PROBLEMS AND TASKS:
- A) Reproduce the portion of the immigration letters that opens with the words containing "Political nationalists and" and closes with "a difficult time.".
- B) Answer these questions from the immigration letters:
(i) Which article in the November issue does the first letter respond to?
(ii) What place is listed under the name R.N. Maddox?
(iii) In the second letter, who is named as the exception to "all of us are immigrants"?
[start of SELECTED TEXT]
From the February 1996 issue
Open Admission Policies
Virginia I. Postrel's "Honest Admission" in the November issue left out one very important difference between immigration in the "days of Ellis Island" and immigration today. To those coming through Ellis Island, America was a land of opportunity and freedom, and that was all that was offered. Today we "bribe" people with offers of welfare of all kinds. Those seeking "honest" work and opportunity are not nearly the problem as are those looking only for a handout.
R.N. Maddox
Stillwater, OK
With the climate of the First Amendment hospitable to people who have ideas we desperately need, immigration is vital! If you argue that intellectual capital is becoming relatively more important than money capital, we must create a climate that attracts it. That's immigration.
Political nationalists and others should remember that other
than Native Americans, all of us are immigrants--it's just
a matter of when we got of the boat. America is the only country
that renews itself with this energy, skill, and intellectual
capital that migrates to our shores. That's why we will survive and
prosper where closed societies that keep people away from their
borders will have a difficult time.
[end of SELECTED TEXT]
[start of INFORMATION SUPPLIED]
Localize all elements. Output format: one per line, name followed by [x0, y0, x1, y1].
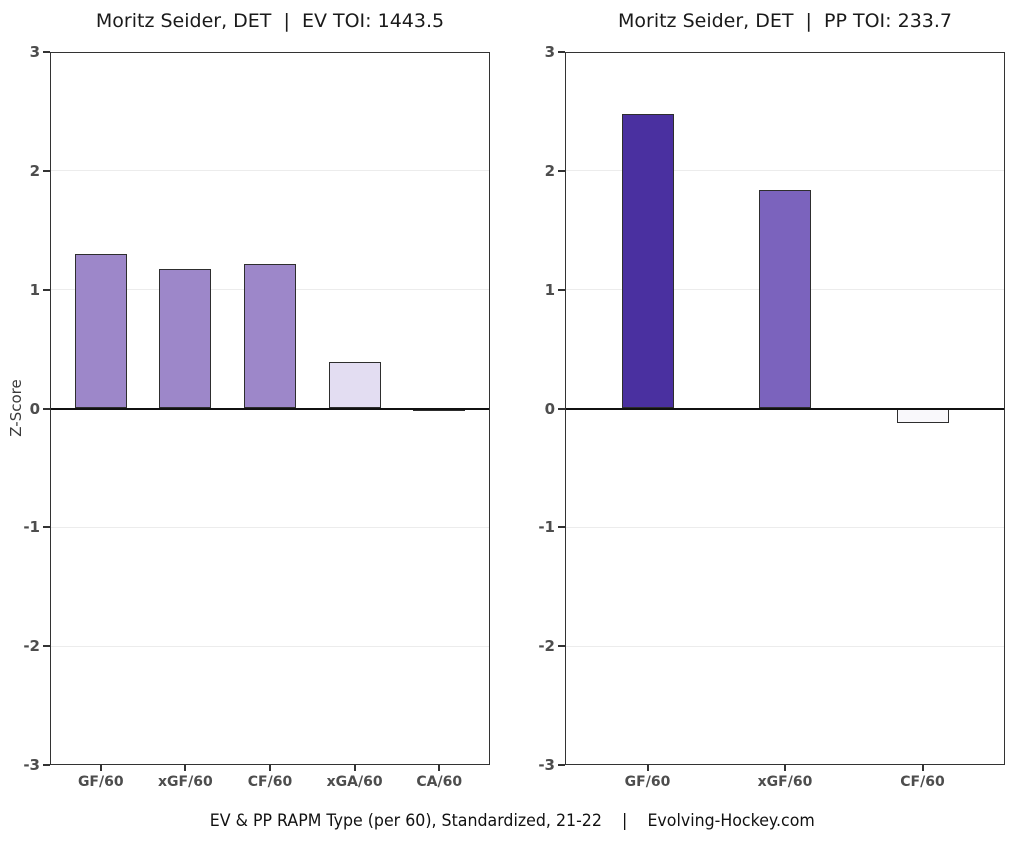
[end of INFORMATION SUPPLIED]
WRITTEN RESPONSES:
- A)
Political nationalists and others should remember that other
than Native Americans, all of us are immigrants--it's just
a matter of when we got of the boat. America is the only country
that renews itself with this energy, skill, and intellectual
capital that migrates to our shores. That's why we will survive and
prosper where closed societies that keep people away from their
borders will have a difficult time.

- B)
(i) Virginia I. Postrel's "Honest Admission"
(ii) Stillwater, OK
(iii) Native Americans